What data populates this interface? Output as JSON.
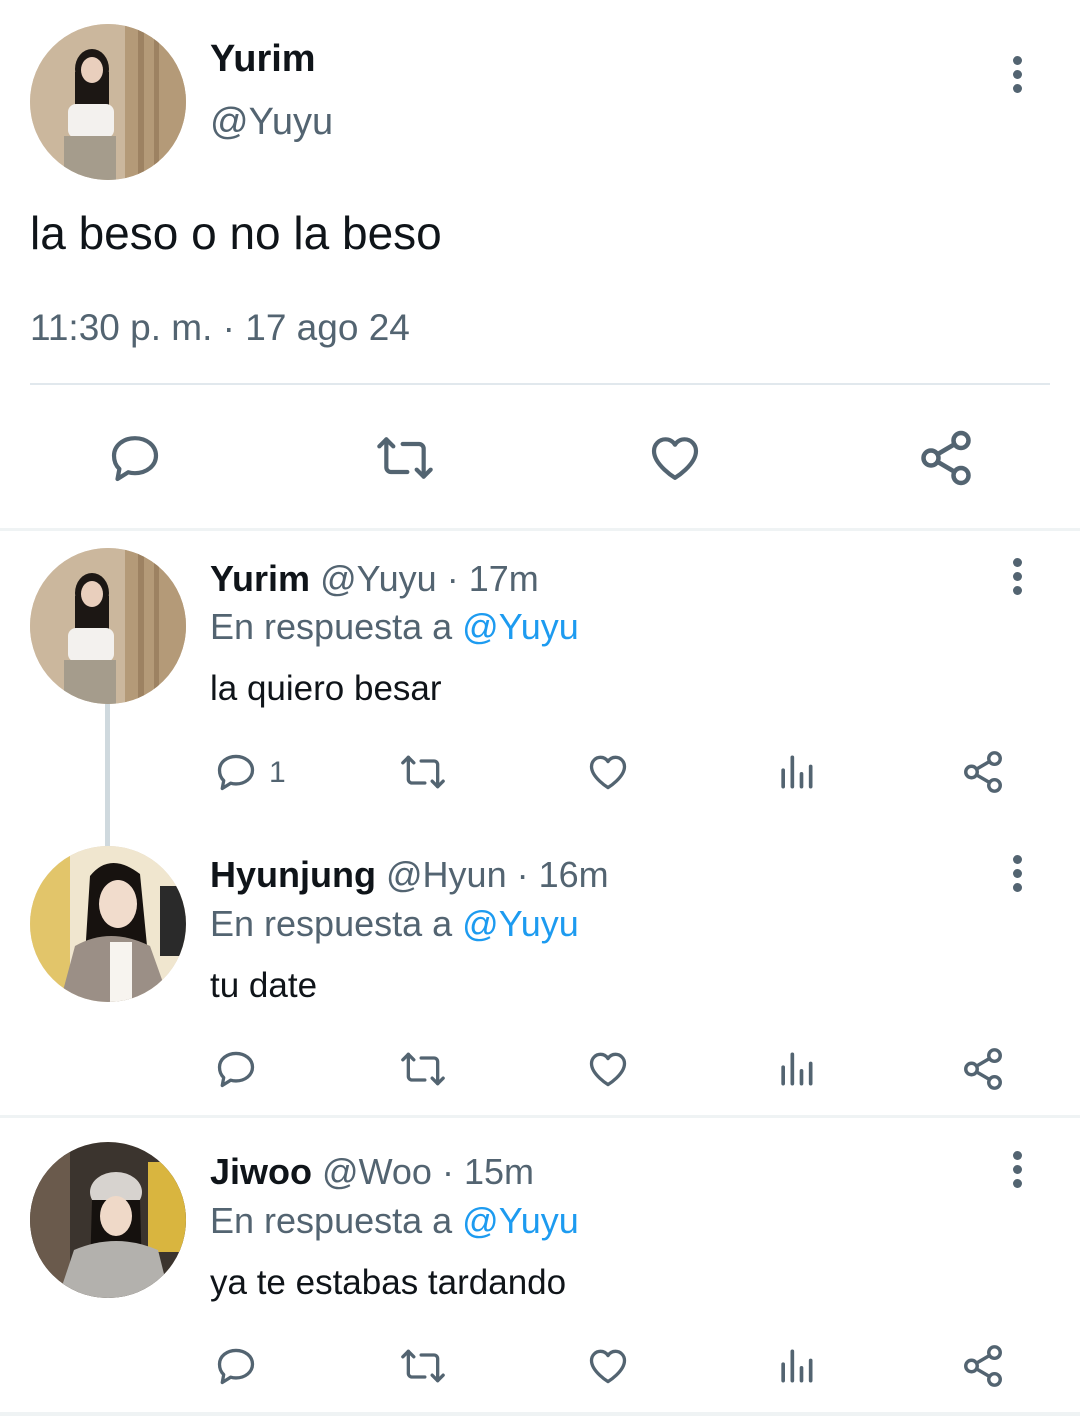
{
  "main_tweet": {
    "display_name": "Yurim",
    "handle": "@Yuyu",
    "text": "la beso o no la beso",
    "timestamp": "11:30 p. m. · 17 ago 24"
  },
  "replies": [
    {
      "display_name": "Yurim",
      "handle": "@Yuyu",
      "time": "· 17m",
      "reply_prefix": "En respuesta a",
      "reply_to": "@Yuyu",
      "text": "la quiero besar",
      "reply_count": "1"
    },
    {
      "display_name": "Hyunjung",
      "handle": "@Hyun",
      "time": "· 16m",
      "reply_prefix": "En respuesta a",
      "reply_to": "@Yuyu",
      "text": "tu date"
    },
    {
      "display_name": "Jiwoo",
      "handle": "@Woo",
      "time": "· 15m",
      "reply_prefix": "En respuesta a",
      "reply_to": "@Yuyu",
      "text": "ya te estabas tardando"
    }
  ],
  "colors": {
    "text": "#0f1419",
    "muted": "#536471",
    "link": "#1d9bf0",
    "divider": "#eff3f4"
  },
  "icons": [
    "reply-icon",
    "retweet-icon",
    "like-icon",
    "views-icon",
    "share-icon",
    "more-icon"
  ]
}
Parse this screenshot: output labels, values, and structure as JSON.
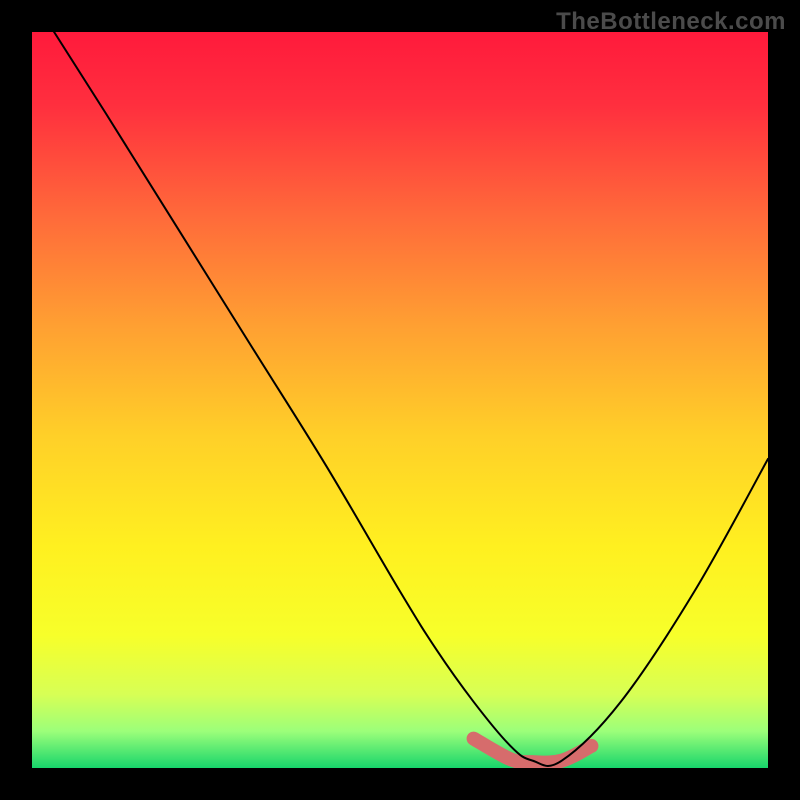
{
  "brand": "TheBottleneck.com",
  "chart_data": {
    "type": "line",
    "title": "",
    "xlabel": "",
    "ylabel": "",
    "xlim": [
      0,
      100
    ],
    "ylim": [
      0,
      100
    ],
    "gradient_stops": [
      {
        "offset": 0.0,
        "color": "#ff1a3c"
      },
      {
        "offset": 0.1,
        "color": "#ff2f3e"
      },
      {
        "offset": 0.25,
        "color": "#ff6a3a"
      },
      {
        "offset": 0.4,
        "color": "#ffa032"
      },
      {
        "offset": 0.55,
        "color": "#ffd028"
      },
      {
        "offset": 0.7,
        "color": "#fff020"
      },
      {
        "offset": 0.82,
        "color": "#f7ff2a"
      },
      {
        "offset": 0.9,
        "color": "#d7ff55"
      },
      {
        "offset": 0.95,
        "color": "#9cff7a"
      },
      {
        "offset": 1.0,
        "color": "#17d56b"
      }
    ],
    "series": [
      {
        "name": "main-curve",
        "x": [
          3,
          10,
          20,
          30,
          40,
          50,
          55,
          60,
          65,
          68,
          72,
          80,
          90,
          100
        ],
        "y": [
          100,
          89,
          73,
          57,
          41,
          24,
          16,
          9,
          3,
          1,
          1,
          9,
          24,
          42
        ]
      },
      {
        "name": "highlight-flat",
        "x": [
          60,
          65,
          68,
          72,
          76
        ],
        "y": [
          4,
          1.2,
          0.8,
          1.0,
          3
        ]
      }
    ]
  }
}
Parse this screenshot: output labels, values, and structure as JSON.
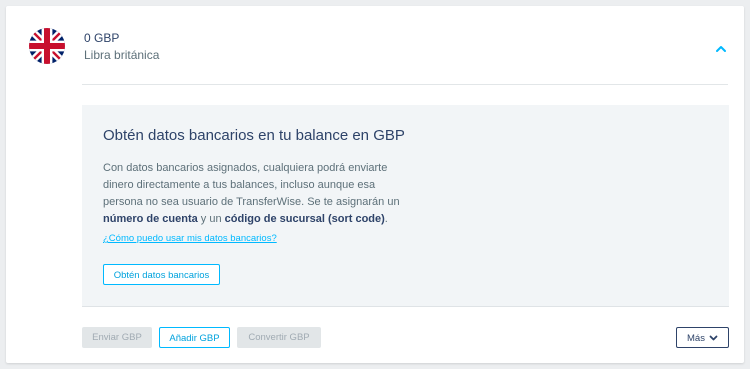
{
  "balance": {
    "amount": "0 GBP",
    "currency_name": "Libra británica",
    "flag_icon": "uk-flag-icon",
    "toggle_icon": "chevron-up-icon"
  },
  "bank_details_panel": {
    "title": "Obtén datos bancarios en tu balance en GBP",
    "description_intro": "Con datos bancarios asignados, cualquiera podrá enviarte dinero directamente a tus balances, incluso aunque esa persona no sea usuario de TransferWise. Se te asignarán un ",
    "account_number": "número de cuenta",
    "connector": " y un ",
    "sort_code": "código de sucursal (sort code)",
    "period": ".",
    "help_link": "¿Cómo puedo usar mis datos bancarios?",
    "get_details_button": "Obtén datos bancarios"
  },
  "actions": {
    "send": "Enviar GBP",
    "add": "Añadir GBP",
    "convert": "Convertir GBP",
    "more": "Más",
    "more_icon": "chevron-down-icon"
  },
  "colors": {
    "accent": "#00b9ff",
    "text_primary": "#2e4369",
    "text_secondary": "#5d7079",
    "panel_background": "#f2f5f7",
    "disabled_button": "#e2e6e8"
  }
}
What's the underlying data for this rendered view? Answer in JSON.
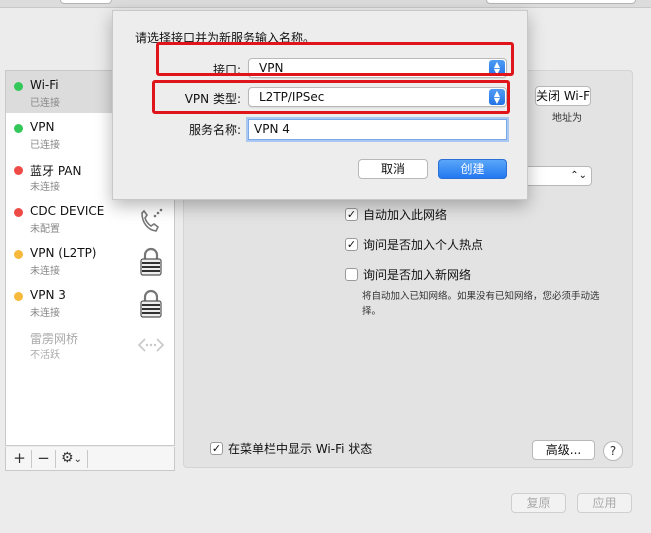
{
  "sidebar": {
    "services": [
      {
        "name": "Wi-Fi",
        "status": "已连接",
        "color": "#34c759",
        "icon": "wifi-icon"
      },
      {
        "name": "VPN",
        "status": "已连接",
        "color": "#34c759",
        "icon": "vpn-icon"
      },
      {
        "name": "蓝牙 PAN",
        "status": "未连接",
        "color": "#ee4b47",
        "icon": "bluetooth-icon"
      },
      {
        "name": "CDC DEVICE",
        "status": "未配置",
        "color": "#ee4b47",
        "icon": "phone-icon"
      },
      {
        "name": "VPN (L2TP)",
        "status": "未连接",
        "color": "#f6b93b",
        "icon": "lock-icon"
      },
      {
        "name": "VPN  3",
        "status": "未连接",
        "color": "#f6b93b",
        "icon": "lock-icon"
      },
      {
        "name": "雷雳网桥",
        "status": "不活跃",
        "color": "",
        "icon": "bridge-icon"
      }
    ],
    "add_label": "+",
    "remove_label": "−",
    "gear_label": "⚙",
    "gear_chevron": "⌄"
  },
  "panel": {
    "turn_off_wifi_label": "关闭 Wi-Fi",
    "address_text": "地址为",
    "auto_join": {
      "label": "自动加入此网络",
      "checked": true
    },
    "ask_hotspot": {
      "label": "询问是否加入个人热点",
      "checked": true
    },
    "ask_new": {
      "label": "询问是否加入新网络",
      "checked": false
    },
    "hint": "将自动加入已知网络。如果没有已知网络，您必须手动选择。",
    "show_wifi_menu": {
      "label": "在菜单栏中显示 Wi-Fi 状态",
      "checked": true
    },
    "advanced_label": "高级...",
    "help_label": "?"
  },
  "footer": {
    "revert_label": "复原",
    "apply_label": "应用"
  },
  "sheet": {
    "title": "请选择接口并为新服务输入名称。",
    "interface_label": "接口:",
    "interface_value": "VPN",
    "vpn_type_label": "VPN 类型:",
    "vpn_type_value": "L2TP/IPSec",
    "service_name_label": "服务名称:",
    "service_name_value": "VPN 4",
    "cancel_label": "取消",
    "create_label": "创建"
  },
  "colors": {
    "highlight": "#e0151c",
    "accent": "#2378f0"
  }
}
*****
**Instructions to follow:**
Determine the number of lines in the listing that contain the string "handle". Write that number and nothing else.

**Solution for this task:**
4